▸ Exercise description
Only the pictures stay out; every record is to be quoted exactly.

▸ Data entries
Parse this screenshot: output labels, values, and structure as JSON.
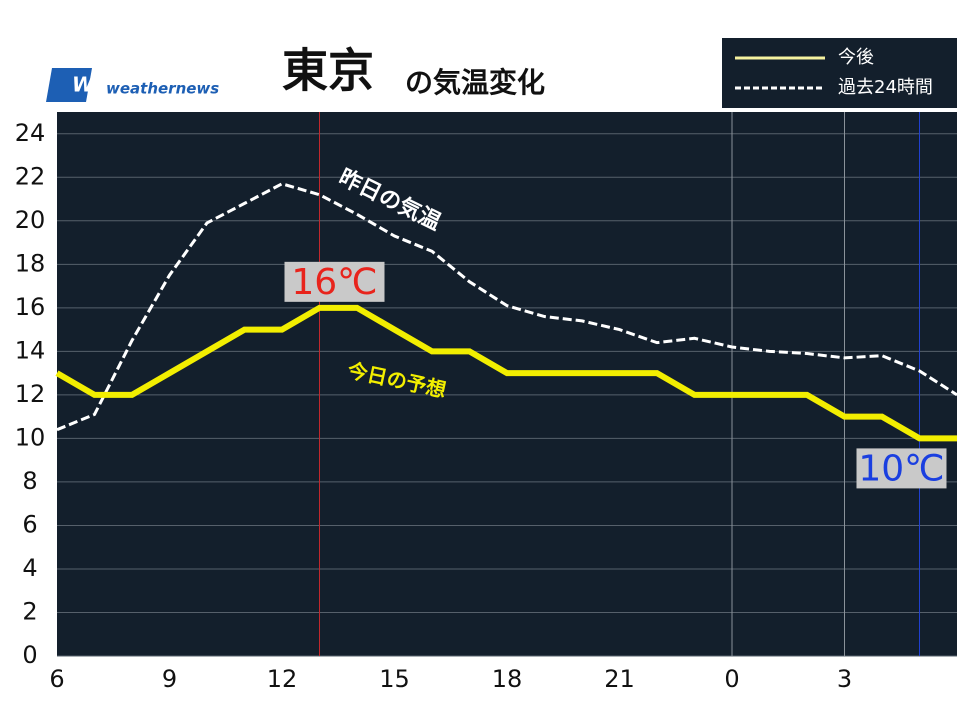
{
  "chart_data": {
    "type": "line",
    "title": "東京",
    "subtitle": "の気温変化",
    "source_mark": "WN",
    "source": "weathernews",
    "x": [
      6,
      7,
      8,
      9,
      10,
      11,
      12,
      13,
      14,
      15,
      16,
      17,
      18,
      19,
      20,
      21,
      22,
      23,
      24,
      25,
      26,
      27,
      28,
      29,
      30
    ],
    "xlim": [
      6,
      30
    ],
    "xticks": [
      6,
      9,
      12,
      15,
      18,
      21,
      {
        "value": 24,
        "label": "0"
      },
      {
        "value": 27,
        "label": "3"
      }
    ],
    "ylim": [
      0,
      25
    ],
    "yticks": [
      0,
      2,
      4,
      6,
      8,
      10,
      12,
      14,
      16,
      18,
      20,
      22,
      24
    ],
    "grid": true,
    "legend": "top-right",
    "series": [
      {
        "name": "今後",
        "annotation": "今日の予想",
        "color": "#f2ee00",
        "style": "solid",
        "values": [
          13,
          12,
          12,
          13,
          14,
          15,
          15,
          16,
          16,
          15,
          14,
          14,
          13,
          13,
          13,
          13,
          13,
          12,
          12,
          12,
          12,
          11,
          11,
          10,
          10
        ]
      },
      {
        "name": "過去24時間",
        "annotation": "昨日の気温",
        "color": "#ffffff",
        "style": "dashed",
        "values": [
          10.4,
          11.1,
          14.5,
          17.5,
          19.9,
          20.8,
          21.7,
          21.2,
          20.3,
          19.3,
          18.6,
          17.2,
          16.1,
          15.6,
          15.4,
          15.0,
          14.4,
          14.6,
          14.2,
          14.0,
          13.9,
          13.7,
          13.8,
          13.1,
          12.0
        ]
      }
    ],
    "max_label": "16℃",
    "min_label": "10℃"
  }
}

▸ Output of the exercise
Parse this screenshot: output labels, values, and structure as JSON.
{
  "chart_data": {
    "type": "line",
    "title": "東京",
    "subtitle": "の気温変化",
    "source_mark": "WN",
    "source": "weathernews",
    "x": [
      6,
      7,
      8,
      9,
      10,
      11,
      12,
      13,
      14,
      15,
      16,
      17,
      18,
      19,
      20,
      21,
      22,
      23,
      24,
      25,
      26,
      27,
      28,
      29,
      30
    ],
    "xlim": [
      6,
      30
    ],
    "xticks": [
      6,
      9,
      12,
      15,
      18,
      21,
      {
        "value": 24,
        "label": "0"
      },
      {
        "value": 27,
        "label": "3"
      }
    ],
    "ylim": [
      0,
      25
    ],
    "yticks": [
      0,
      2,
      4,
      6,
      8,
      10,
      12,
      14,
      16,
      18,
      20,
      22,
      24
    ],
    "grid": true,
    "legend": "top-right",
    "series": [
      {
        "name": "今後",
        "annotation": "今日の予想",
        "color": "#f2ee00",
        "style": "solid",
        "values": [
          13,
          12,
          12,
          13,
          14,
          15,
          15,
          16,
          16,
          15,
          14,
          14,
          13,
          13,
          13,
          13,
          13,
          12,
          12,
          12,
          12,
          11,
          11,
          10,
          10
        ]
      },
      {
        "name": "過去24時間",
        "annotation": "昨日の気温",
        "color": "#ffffff",
        "style": "dashed",
        "values": [
          10.4,
          11.1,
          14.5,
          17.5,
          19.9,
          20.8,
          21.7,
          21.2,
          20.3,
          19.3,
          18.6,
          17.2,
          16.1,
          15.6,
          15.4,
          15.0,
          14.4,
          14.6,
          14.2,
          14.0,
          13.9,
          13.7,
          13.8,
          13.1,
          12.0
        ]
      }
    ],
    "max_label": "16℃",
    "min_label": "10℃"
  }
}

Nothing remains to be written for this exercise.